_EXERCISE TASKS_.
1. Answer these questions from the article on Pompeo's accusations against Iran:
(a) How many points did Pompeo's ultimatum to the Islamic Republic have?
(b) According to the quoted post, how many Syrians have been displaced inside the country?
(c) At whose request is Iran in Syria?
2. In the article on Pompeo's accusations against Iran, rewrite the stretch from "The accusations came" through "be in Syria?", substituting "the United States" for "Washington".
3. Write a continuation of the article on Pompeo's accusations against Iran, picking up after its final sentence.

_EXCERPTED TEXT_.
◆ ◆ ◆
US Secretary of State Mike Pompeo has blamed Iran for “perpetuating” the 7-year Syrian war, causing a refugee crisis and provoking terrorist attacks in Europe, by supporting the “murderous Assad regime.” Is he correct?
The accusations came as part of Pompeo’s 12-point ultimatum to the Islamic Republic delivered on Monday, in which the newly-appointed official slammed its “financing of terror” and “destabilizing activities.” But does Washington have the moral authority to accuse Tehran of malign meddling, and has its own influence brought more peace? Syria is a good test case.
.@SecPompeo: #IRGC has cont. to pump thousands of fighters into Syria to prop up the murderous Assad regime…Iran perpetuates a conflict that has displaced more than 6 million Syrians inside the country and over 5 million to seek refuge outside its borders. #PompeoatHeritagepic.twitter.com/Iokl0LcrJv
— Department of State (@StateDept) 21 May 2018
Who has a better excuse to be in Syria?
Iran has been a long-time ally of Damascus and is in Syria legally at the behest of President Bashar Assad, who – whatever the opinion of his time in office – is the internationally recognized leader of his country. By itself, Tehran’s involvement in Syria is on the right side of international law.
◆ ◆ ◆
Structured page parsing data
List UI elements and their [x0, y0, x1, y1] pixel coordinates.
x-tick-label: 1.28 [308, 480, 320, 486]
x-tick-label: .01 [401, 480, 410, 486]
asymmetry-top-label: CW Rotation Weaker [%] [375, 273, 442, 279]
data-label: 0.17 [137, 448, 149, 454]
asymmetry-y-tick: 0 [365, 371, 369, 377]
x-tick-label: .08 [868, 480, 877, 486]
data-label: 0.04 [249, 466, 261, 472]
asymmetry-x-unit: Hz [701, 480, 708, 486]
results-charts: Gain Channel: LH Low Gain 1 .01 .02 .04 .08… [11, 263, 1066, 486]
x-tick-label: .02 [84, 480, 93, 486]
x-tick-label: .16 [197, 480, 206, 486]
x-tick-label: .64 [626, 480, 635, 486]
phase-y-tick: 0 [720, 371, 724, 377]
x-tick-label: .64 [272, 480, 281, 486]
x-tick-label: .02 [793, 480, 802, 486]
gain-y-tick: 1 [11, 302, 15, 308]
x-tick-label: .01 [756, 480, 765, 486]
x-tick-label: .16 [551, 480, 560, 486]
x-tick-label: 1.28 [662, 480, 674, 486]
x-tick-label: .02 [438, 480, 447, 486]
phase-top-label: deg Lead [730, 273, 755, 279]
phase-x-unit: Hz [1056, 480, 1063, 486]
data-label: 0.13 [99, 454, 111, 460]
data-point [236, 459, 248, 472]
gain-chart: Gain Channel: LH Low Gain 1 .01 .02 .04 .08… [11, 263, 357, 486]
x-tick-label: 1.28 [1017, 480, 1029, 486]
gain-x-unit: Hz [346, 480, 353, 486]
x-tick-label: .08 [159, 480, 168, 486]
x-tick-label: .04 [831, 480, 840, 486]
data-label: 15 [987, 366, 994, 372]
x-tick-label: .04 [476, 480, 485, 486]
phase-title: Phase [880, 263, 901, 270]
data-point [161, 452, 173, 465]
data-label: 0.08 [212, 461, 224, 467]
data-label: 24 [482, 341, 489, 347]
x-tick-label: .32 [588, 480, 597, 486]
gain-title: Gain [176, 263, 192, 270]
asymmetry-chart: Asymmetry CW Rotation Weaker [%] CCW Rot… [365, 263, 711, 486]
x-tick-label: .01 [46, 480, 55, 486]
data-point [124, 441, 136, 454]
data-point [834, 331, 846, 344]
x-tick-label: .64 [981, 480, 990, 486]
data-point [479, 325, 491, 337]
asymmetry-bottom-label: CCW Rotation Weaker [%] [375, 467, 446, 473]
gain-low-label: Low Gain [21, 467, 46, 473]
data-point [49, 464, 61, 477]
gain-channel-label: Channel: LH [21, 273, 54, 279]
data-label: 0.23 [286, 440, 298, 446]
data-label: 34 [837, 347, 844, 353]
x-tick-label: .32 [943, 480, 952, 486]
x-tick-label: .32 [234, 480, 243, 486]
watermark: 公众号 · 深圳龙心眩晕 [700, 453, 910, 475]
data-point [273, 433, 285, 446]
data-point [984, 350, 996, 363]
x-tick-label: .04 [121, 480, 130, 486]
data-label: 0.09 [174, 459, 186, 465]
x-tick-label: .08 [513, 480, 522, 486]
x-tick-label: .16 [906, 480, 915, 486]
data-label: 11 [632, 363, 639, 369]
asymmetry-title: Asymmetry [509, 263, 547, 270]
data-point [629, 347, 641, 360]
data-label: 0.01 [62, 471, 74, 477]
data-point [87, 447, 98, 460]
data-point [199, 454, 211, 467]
◆ ◆ ◆
_TASK-BY-TASK RESULTS_.
1.
(a) 12
(b) More than 6 million
(c) President Bashar Assad

2.
The accusations came as part of Pompeo’s 12-point ultimatum to the Islamic Republic delivered on Monday, in which the newly-appointed official slammed its “financing of terror” and “destabilizing activities.” But does the United States have the moral authority to accuse Tehran of malign meddling, and has its own influence brought more peace? Syria is a good test case.
.@SecPompeo: #IRGC has cont. to pump thousands of fighters into Syria to prop up the murderous Assad regime…Iran perpetuates a conflict that has displaced more than 6 million Syrians inside the country and over 5 million to seek refuge outside its borders. #PompeoatHeritagepic.twitter.com/Iokl0LcrJv
— Department of State (@StateDept) 21 May 2018
Who has a better excuse to be in Syria?

3.
The US, on the other hand, has been described as an “illegal invader” by Assad himself. Washington has funded efforts to topple the government since 2011, and has stationed troops in Syria since 2015. The US is not a neighboring country directly affected by the conflict and does not have an international mandate, other than as a leader of an intervention coalition it has assembled itself.
“Those who entered Syria without the permission of the Syrian government are the ones that must leave the country,” Iran said pointedly on Monday evening.
Which factions have they been supporting?
Washington has defended its intervention on humanitarian and moral grounds, saying that it has been helping the “good guys” and those facing persecution. Unfortunately, Americans have found it difficult to attach themselves to a respectable faction. The initial pro-democracy protests were short-lived, the “moderate” rebels of the Free Syrian Army were always a relatively paltry proportion of the anti-Assad coalition, and in any case appear to have been hijacked by religious hardliners.
In the recent stand-off in Eastern Ghouta, the rebels the US was endorsing reportedly included Tahrir al-Sham, the local branch of Al-Qaeda, and the Salafist jihadis of Nour al-Din al-Zenki Movement. This is neither a secret nor an isolated case, with many instances of US backing or protecting Al Nusra branches from Russian or Syrian forces. Perhaps America’s most honorable partners were the Kurds, but they have their own self-interest in Syria, and in any case were swiftly “let go” by the US once they served their purpose of defeating Islamic State.
In contrast, Iran has consistently supported one side in the conflict. While the Syrian War has undoubtedly been brutal, few even in the Pentagon would argue that the treatment of civilians in government-controlled areas is comparable to the Shariah-dominated mini-theocracies or anarchic free-for-alls that many rebel areas became. Perhaps systematic use of chemical weapons could level the score, but this remains a highly contested charge against government forces, and definitely no Iranian initiative.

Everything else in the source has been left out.